What you have to do
What number of lines in the material contain the word "Tiempo"? Give that number alone.

Dataset entries

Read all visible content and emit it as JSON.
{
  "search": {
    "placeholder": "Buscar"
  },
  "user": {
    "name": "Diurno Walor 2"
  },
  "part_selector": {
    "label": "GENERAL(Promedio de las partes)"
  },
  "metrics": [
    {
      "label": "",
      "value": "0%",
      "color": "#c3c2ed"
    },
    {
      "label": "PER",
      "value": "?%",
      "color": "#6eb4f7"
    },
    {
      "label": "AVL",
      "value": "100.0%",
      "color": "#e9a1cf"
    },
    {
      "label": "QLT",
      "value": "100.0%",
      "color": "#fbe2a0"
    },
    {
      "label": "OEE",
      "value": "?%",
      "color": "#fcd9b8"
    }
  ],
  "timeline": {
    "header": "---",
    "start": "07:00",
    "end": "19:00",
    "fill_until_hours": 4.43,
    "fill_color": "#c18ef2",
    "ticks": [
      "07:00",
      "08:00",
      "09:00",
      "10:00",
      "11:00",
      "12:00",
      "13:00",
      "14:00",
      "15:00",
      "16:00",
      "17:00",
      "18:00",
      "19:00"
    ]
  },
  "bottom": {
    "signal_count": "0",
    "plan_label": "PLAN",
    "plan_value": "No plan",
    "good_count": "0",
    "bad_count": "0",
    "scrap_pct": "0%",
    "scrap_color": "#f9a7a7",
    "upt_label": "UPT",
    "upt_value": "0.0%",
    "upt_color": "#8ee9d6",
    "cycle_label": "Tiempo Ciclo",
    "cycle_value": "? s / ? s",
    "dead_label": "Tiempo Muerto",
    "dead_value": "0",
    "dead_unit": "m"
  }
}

Exercise response
2